### Exercise instructions
Tally up the lines where the string "value" appears; reply with the number only.

═══

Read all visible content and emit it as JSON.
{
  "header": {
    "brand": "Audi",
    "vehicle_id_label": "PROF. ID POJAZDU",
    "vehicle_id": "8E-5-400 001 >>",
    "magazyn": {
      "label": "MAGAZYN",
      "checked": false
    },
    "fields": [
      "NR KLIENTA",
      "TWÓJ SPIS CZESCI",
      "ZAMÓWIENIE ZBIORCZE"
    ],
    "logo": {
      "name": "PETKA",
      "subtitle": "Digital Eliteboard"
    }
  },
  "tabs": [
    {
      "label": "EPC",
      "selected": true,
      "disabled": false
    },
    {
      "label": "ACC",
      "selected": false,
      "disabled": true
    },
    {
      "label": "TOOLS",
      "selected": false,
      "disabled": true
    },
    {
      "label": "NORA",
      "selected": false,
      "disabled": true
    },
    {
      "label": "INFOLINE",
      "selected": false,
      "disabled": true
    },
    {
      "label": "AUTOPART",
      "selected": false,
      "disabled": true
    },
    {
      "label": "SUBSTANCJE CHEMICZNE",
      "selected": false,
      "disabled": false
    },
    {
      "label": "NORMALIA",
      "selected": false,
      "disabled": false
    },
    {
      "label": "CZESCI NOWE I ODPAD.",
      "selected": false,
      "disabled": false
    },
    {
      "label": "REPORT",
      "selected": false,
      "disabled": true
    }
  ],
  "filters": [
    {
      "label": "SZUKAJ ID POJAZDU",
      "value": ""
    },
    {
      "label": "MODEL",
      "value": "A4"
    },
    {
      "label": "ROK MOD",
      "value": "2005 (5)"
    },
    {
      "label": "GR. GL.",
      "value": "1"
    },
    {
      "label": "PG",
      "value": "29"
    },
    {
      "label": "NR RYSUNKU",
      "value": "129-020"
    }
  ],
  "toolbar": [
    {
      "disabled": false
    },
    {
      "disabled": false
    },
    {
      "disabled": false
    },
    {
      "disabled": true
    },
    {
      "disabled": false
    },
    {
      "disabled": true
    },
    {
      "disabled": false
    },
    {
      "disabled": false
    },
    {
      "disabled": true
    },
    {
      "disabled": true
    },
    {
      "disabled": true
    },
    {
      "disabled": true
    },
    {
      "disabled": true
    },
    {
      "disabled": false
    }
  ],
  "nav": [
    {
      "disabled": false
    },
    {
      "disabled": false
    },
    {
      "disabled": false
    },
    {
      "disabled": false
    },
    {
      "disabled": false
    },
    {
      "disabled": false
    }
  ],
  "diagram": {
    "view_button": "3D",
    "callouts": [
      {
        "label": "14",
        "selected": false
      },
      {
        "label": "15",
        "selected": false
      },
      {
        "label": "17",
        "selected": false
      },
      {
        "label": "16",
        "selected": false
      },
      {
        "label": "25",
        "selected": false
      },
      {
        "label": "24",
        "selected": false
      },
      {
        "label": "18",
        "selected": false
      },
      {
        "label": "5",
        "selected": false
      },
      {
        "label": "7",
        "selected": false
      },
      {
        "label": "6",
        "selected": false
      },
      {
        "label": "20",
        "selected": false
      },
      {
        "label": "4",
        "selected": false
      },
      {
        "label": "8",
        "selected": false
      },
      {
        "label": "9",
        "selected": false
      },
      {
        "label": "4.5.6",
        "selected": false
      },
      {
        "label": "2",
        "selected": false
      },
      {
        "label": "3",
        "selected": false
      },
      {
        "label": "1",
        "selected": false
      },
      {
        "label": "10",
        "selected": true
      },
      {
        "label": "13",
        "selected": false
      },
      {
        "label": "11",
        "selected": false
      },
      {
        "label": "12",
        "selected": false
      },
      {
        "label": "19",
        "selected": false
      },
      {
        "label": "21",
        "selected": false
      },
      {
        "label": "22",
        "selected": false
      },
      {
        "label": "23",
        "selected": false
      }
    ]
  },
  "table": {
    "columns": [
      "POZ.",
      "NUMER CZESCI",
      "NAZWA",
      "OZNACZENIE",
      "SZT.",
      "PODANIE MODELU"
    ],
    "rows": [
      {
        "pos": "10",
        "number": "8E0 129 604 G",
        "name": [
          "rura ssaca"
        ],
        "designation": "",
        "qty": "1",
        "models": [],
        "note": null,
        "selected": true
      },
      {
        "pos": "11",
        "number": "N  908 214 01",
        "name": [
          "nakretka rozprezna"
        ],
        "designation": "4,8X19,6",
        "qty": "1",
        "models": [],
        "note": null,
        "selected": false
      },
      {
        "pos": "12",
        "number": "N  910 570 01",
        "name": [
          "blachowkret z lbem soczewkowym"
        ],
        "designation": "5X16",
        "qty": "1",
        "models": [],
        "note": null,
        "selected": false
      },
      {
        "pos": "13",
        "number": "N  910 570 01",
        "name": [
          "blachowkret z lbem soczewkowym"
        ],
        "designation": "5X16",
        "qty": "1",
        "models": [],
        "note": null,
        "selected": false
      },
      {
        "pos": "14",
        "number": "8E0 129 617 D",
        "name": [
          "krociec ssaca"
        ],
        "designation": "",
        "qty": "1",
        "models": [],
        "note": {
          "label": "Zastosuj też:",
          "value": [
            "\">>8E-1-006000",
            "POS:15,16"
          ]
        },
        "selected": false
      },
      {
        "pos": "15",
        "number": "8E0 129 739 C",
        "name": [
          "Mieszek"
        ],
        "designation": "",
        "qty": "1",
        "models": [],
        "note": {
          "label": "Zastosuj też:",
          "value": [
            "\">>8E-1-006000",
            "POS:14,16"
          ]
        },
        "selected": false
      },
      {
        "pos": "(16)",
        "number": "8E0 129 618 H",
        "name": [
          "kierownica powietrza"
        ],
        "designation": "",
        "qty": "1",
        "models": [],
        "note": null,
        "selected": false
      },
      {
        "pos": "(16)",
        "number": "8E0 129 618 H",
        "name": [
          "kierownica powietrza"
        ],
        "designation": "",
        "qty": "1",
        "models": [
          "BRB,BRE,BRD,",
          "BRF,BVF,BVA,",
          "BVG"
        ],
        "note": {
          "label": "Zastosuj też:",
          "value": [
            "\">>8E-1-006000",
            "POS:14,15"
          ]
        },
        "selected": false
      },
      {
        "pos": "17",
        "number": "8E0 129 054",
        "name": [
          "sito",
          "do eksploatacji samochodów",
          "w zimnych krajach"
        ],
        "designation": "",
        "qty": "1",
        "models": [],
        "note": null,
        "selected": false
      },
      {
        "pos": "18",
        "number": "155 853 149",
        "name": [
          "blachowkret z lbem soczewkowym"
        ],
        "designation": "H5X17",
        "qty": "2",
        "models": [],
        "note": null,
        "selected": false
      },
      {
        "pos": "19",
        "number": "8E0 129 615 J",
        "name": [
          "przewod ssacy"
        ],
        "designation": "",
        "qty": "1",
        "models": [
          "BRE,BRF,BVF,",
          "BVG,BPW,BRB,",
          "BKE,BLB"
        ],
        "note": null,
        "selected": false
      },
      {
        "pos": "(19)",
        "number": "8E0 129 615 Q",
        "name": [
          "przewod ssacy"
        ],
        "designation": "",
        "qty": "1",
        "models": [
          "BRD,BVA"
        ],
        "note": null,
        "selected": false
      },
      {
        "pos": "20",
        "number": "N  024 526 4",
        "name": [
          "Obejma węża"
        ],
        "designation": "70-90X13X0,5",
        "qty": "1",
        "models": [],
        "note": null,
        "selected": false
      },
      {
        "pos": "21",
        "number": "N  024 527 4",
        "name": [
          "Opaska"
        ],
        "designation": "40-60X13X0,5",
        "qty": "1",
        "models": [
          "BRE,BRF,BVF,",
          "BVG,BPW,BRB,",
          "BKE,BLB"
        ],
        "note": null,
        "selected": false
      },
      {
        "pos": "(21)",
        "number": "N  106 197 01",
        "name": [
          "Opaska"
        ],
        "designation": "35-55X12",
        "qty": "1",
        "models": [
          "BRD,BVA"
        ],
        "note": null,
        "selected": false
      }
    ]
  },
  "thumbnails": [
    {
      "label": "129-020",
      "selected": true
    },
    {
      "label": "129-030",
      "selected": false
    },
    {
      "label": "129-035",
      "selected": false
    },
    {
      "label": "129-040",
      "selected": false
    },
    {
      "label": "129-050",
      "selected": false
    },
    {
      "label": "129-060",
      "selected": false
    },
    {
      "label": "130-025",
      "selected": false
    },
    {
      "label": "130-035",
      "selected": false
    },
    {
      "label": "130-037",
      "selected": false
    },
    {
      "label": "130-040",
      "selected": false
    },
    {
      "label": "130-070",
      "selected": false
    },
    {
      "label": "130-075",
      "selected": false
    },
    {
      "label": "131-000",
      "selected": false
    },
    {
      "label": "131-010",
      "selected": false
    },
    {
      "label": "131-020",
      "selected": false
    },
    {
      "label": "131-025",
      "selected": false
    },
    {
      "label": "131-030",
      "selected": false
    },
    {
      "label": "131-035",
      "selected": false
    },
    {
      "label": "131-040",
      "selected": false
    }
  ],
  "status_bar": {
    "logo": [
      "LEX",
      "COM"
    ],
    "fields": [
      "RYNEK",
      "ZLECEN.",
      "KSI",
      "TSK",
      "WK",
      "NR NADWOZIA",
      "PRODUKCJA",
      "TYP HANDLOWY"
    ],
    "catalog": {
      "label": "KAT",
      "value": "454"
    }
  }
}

═══

### Answer to the exercise
10